··· Data extract

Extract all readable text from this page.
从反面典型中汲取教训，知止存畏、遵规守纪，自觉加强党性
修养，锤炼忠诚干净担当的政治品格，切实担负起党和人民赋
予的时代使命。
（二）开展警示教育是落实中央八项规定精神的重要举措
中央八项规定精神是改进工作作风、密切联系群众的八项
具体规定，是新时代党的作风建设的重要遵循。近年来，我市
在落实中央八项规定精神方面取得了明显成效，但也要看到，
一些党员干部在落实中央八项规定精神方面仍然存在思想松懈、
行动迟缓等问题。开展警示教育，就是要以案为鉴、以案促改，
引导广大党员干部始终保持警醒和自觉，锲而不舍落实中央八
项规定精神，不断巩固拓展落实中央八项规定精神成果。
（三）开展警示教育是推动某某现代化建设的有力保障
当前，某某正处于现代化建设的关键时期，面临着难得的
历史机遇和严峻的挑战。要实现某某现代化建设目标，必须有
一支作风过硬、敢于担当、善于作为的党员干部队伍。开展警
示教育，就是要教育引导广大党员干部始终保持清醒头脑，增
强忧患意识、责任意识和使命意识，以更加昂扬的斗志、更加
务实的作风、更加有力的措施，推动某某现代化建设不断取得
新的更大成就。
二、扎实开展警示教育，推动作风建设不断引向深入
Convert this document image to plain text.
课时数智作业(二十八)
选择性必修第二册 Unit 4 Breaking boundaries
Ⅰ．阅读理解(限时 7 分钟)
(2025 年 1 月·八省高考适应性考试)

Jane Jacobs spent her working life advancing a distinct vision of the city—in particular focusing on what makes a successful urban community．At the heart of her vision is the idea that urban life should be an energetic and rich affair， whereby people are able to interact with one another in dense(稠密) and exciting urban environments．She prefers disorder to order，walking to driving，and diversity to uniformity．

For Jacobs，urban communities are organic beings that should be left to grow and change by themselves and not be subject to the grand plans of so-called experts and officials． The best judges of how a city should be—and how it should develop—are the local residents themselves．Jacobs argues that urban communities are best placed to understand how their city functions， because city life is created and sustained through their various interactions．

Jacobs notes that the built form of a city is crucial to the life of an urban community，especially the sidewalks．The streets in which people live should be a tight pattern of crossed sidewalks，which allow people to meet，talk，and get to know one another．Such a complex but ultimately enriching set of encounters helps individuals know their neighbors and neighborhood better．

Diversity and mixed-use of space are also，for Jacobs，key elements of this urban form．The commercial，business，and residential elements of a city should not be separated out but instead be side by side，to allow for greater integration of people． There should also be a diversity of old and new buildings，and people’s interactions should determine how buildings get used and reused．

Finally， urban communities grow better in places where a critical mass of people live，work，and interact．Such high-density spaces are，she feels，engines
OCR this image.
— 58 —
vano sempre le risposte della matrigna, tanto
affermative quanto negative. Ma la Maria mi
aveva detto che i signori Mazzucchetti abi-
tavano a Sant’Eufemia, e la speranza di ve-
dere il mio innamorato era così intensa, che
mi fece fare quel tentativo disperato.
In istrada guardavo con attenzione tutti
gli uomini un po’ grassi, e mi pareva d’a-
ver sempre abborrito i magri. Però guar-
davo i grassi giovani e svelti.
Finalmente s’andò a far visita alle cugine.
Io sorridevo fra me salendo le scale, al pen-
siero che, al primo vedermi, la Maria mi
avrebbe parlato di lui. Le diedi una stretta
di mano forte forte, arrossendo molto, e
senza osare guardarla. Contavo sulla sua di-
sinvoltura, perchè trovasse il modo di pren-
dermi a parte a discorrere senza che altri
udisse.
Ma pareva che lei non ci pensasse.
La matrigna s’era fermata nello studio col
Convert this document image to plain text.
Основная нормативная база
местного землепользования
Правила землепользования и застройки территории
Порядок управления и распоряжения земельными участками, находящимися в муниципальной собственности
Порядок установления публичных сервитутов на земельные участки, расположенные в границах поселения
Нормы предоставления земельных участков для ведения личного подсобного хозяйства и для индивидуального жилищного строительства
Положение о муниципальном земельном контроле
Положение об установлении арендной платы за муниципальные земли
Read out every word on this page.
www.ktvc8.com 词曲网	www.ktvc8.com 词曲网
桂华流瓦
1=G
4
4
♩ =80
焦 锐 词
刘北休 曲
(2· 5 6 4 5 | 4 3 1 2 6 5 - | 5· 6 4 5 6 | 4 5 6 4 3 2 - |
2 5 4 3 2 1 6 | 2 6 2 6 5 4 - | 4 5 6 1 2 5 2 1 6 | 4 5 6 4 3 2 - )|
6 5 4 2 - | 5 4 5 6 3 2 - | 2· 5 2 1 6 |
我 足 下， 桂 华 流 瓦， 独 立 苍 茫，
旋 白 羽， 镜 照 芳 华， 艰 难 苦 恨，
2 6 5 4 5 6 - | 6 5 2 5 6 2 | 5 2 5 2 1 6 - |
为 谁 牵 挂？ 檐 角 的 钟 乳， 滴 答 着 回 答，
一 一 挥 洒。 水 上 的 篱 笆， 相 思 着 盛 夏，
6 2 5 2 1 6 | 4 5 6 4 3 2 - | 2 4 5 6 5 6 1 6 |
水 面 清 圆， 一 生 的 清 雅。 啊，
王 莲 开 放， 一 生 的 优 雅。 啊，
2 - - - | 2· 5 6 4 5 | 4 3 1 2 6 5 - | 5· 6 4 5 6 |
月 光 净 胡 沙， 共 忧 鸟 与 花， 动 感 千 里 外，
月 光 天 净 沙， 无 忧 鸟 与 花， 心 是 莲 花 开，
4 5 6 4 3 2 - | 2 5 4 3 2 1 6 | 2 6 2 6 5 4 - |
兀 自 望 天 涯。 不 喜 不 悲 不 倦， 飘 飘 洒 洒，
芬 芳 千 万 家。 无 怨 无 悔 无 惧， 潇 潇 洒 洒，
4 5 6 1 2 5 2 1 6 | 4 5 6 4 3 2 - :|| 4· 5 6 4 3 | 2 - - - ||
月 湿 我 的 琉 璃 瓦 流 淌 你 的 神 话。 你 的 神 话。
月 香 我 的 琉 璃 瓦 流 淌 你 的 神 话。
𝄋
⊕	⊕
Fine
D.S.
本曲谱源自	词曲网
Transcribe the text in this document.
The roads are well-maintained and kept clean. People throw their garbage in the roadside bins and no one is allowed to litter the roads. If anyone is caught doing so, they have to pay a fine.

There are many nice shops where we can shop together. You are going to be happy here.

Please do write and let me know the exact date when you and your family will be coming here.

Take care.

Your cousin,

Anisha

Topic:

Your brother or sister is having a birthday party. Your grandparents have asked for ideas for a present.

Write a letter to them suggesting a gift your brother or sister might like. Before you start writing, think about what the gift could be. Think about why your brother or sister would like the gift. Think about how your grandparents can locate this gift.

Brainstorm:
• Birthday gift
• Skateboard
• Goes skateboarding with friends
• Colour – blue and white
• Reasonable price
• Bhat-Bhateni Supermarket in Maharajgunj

······

Description of the task:
Take every line from the data above that holds "землепользования" and copy it out.

Written solution:
местного землепользования
Правила землепользования и застройки территории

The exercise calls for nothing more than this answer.